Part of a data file
□ □ □ □ □

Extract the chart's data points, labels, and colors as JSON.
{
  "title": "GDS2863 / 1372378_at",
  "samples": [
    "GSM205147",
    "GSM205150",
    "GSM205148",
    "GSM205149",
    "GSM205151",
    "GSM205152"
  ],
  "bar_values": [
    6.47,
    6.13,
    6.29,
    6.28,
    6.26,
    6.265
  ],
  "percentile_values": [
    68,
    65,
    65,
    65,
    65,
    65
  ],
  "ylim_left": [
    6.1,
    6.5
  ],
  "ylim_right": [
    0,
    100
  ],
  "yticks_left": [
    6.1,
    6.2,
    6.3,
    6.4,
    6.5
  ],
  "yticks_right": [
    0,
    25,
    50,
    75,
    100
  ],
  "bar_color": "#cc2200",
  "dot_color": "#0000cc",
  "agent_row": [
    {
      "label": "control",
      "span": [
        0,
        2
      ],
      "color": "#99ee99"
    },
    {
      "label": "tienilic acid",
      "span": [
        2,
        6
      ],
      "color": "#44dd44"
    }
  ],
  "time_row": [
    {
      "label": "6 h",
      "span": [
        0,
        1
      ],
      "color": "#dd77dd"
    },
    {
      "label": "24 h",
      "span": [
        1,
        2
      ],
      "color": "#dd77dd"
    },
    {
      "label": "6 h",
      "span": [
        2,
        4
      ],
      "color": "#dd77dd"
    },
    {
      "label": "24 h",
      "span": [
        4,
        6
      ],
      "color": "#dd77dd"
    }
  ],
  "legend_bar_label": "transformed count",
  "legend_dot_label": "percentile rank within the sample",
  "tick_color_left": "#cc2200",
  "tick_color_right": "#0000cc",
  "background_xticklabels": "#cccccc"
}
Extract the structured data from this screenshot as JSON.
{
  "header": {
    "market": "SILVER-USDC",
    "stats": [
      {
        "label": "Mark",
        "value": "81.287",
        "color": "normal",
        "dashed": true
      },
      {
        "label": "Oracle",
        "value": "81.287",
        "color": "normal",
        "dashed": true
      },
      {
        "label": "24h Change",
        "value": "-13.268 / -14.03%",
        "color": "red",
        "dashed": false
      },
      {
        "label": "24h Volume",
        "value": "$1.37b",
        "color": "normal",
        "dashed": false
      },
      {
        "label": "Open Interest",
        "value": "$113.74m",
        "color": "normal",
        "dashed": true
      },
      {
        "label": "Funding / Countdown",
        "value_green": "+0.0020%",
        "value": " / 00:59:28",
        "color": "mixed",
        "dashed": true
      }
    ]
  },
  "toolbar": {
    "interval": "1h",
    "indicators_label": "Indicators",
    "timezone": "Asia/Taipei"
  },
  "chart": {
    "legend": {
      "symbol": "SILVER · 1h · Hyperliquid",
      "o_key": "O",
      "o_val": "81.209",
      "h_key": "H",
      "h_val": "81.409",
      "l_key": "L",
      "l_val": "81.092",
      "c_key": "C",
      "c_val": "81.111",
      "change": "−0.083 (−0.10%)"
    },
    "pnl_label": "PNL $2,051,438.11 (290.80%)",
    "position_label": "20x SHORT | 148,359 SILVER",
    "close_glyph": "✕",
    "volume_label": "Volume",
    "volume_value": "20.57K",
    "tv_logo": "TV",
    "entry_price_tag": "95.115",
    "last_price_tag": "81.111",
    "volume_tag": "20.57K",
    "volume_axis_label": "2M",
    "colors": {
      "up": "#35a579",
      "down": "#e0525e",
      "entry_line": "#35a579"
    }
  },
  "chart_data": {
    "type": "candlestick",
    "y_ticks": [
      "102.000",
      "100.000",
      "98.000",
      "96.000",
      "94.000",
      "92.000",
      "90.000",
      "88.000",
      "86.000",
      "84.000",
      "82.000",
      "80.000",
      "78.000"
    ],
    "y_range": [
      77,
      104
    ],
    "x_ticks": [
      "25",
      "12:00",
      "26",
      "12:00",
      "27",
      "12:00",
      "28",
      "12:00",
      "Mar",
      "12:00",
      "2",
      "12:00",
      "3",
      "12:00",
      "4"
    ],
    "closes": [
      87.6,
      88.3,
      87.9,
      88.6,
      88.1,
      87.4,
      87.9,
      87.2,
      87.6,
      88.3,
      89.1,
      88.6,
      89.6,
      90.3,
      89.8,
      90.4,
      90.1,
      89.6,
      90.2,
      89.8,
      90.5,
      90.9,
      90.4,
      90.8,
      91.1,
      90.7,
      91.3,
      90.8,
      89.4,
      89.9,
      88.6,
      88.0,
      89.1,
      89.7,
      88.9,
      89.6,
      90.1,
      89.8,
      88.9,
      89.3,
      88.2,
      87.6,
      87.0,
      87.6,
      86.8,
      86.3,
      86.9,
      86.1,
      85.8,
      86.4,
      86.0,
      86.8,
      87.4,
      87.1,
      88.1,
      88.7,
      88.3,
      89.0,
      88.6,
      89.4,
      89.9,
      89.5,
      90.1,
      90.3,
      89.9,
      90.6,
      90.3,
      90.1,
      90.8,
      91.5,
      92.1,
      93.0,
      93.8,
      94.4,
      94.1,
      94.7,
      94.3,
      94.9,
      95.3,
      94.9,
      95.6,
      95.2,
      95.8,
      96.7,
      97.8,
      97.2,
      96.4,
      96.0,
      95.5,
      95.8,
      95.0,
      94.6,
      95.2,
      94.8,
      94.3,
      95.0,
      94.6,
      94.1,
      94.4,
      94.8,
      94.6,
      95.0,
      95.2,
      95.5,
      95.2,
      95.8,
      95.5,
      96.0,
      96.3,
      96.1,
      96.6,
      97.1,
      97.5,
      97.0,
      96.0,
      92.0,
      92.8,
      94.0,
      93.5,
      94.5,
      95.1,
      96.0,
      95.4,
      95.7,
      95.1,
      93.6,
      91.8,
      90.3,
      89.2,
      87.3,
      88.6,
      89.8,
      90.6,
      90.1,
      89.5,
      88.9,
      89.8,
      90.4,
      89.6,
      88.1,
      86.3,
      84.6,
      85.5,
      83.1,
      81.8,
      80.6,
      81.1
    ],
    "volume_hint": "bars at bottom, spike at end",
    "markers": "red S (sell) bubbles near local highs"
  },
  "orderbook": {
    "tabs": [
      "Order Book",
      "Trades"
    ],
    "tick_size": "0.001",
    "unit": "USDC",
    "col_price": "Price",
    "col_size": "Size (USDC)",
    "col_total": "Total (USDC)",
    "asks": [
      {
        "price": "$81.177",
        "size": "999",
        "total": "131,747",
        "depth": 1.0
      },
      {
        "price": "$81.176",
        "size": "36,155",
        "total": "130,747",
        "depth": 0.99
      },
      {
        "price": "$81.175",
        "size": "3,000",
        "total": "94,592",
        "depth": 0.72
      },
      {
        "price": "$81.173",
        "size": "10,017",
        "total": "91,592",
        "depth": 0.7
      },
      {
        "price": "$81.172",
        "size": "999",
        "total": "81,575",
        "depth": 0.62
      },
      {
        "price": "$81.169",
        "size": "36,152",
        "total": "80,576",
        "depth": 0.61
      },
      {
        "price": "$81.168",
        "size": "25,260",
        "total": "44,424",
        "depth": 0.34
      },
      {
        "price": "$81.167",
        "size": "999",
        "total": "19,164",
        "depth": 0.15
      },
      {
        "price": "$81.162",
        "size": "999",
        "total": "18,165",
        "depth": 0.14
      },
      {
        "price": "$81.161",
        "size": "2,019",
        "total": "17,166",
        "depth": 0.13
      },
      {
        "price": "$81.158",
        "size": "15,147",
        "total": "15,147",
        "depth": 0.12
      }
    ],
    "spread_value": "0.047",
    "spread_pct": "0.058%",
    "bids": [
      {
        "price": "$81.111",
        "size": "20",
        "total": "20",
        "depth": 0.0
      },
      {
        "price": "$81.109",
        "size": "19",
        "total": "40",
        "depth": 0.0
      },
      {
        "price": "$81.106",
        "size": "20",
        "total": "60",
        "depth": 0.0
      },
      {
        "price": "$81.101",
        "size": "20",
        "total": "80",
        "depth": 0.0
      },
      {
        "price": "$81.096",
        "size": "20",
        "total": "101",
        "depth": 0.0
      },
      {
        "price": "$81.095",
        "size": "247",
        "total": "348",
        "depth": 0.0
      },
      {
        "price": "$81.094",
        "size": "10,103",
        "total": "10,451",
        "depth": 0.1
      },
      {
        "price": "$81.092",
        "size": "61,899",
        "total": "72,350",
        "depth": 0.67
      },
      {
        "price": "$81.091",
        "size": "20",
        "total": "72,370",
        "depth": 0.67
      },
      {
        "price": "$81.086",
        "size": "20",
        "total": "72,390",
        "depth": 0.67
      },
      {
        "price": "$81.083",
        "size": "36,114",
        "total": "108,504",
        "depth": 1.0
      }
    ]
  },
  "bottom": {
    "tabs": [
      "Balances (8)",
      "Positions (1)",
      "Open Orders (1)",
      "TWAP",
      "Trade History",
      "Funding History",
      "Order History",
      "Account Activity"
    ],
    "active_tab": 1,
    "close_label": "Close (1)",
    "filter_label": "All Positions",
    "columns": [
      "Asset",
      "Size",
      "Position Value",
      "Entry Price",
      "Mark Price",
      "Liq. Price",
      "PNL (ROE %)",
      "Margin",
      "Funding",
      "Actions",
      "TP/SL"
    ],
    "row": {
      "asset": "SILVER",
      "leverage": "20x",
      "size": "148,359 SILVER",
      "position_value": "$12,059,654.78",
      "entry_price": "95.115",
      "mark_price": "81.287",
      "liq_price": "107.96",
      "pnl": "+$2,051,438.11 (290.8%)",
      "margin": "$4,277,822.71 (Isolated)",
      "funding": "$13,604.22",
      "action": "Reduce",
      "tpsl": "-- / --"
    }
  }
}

□ □ □ □ □

EXERCISE REQUIREMENTS » Copy every line that contains the string "colors".

CORRECT ANSWER »
Extract the chart's data points, labels, and colors as JSON.
    "colors": {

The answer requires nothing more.